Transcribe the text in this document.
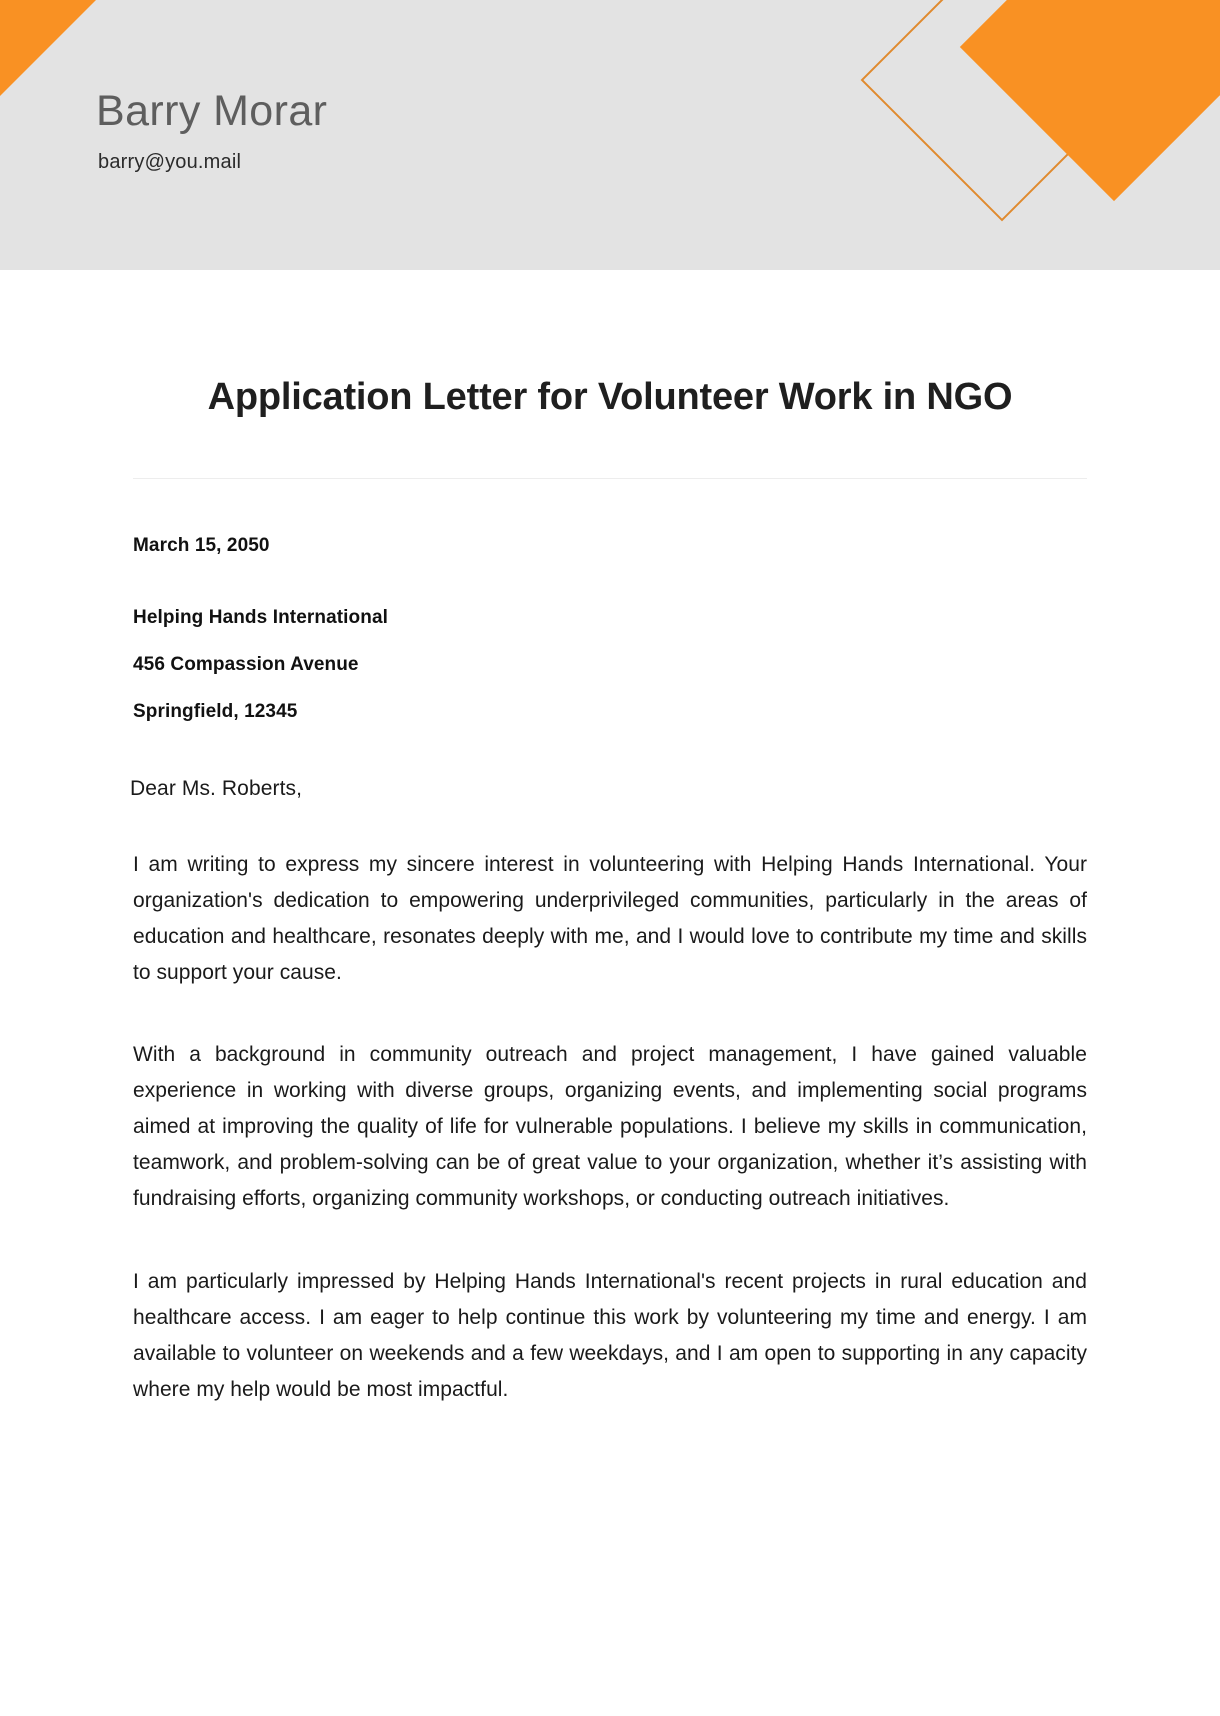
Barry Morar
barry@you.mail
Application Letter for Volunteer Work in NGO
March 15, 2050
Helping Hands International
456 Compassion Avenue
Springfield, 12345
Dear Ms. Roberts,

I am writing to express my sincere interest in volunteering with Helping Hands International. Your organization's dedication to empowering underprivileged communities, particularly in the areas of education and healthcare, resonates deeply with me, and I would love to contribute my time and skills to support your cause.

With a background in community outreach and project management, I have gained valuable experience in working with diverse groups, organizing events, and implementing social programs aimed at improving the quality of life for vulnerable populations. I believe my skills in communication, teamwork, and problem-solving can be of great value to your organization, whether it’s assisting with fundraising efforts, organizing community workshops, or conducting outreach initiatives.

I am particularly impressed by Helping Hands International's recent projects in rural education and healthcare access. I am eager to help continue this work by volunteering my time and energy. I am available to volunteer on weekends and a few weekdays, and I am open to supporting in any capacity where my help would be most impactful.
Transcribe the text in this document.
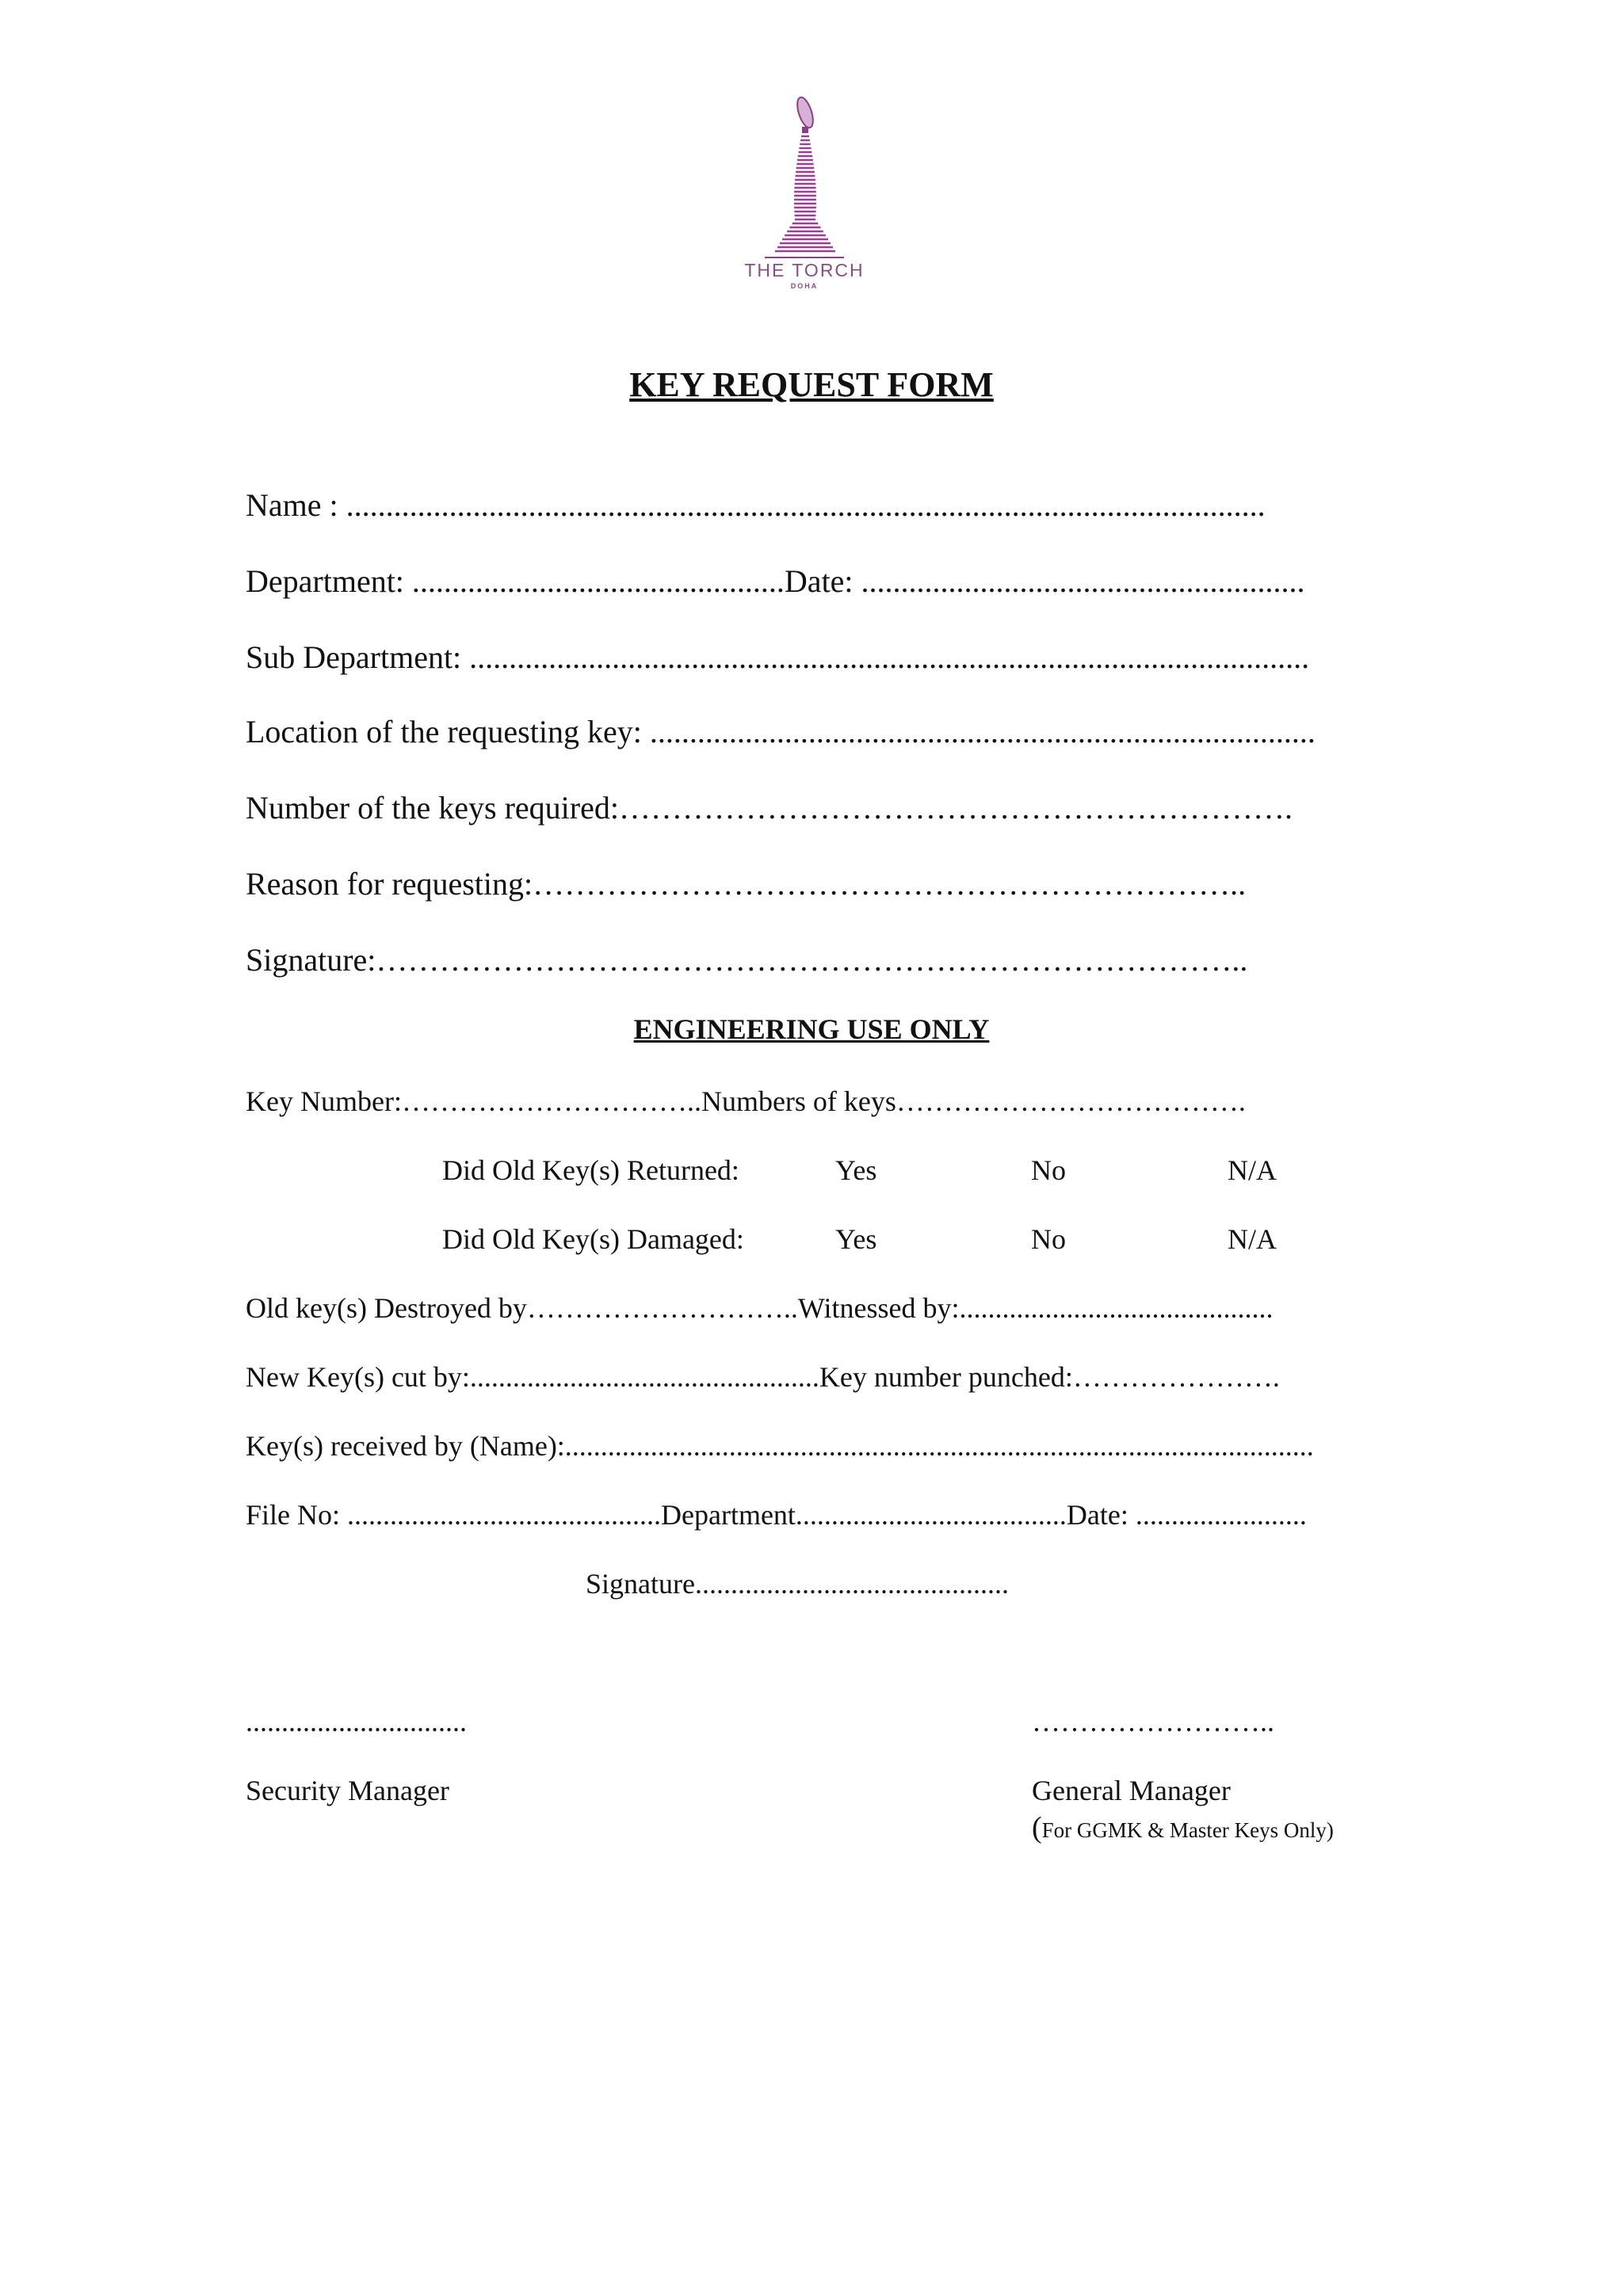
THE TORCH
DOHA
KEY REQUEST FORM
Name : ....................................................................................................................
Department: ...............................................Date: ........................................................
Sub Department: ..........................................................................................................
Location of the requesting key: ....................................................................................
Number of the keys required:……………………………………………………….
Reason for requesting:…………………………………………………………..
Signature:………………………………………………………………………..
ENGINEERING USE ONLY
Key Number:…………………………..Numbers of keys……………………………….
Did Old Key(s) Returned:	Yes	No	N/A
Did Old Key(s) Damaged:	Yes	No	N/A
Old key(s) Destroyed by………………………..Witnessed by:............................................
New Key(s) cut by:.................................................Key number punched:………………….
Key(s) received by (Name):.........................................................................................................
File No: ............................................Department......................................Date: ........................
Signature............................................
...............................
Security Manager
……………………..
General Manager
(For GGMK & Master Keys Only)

----------------------------------------

• **REQUIRED WORK**
Extract each line from the entries above that contains the string "Date".

• **RESPONSE TO THIS TASK**
Department: ...............................................Date: ........................................................
File No: ............................................Department......................................Date: ........................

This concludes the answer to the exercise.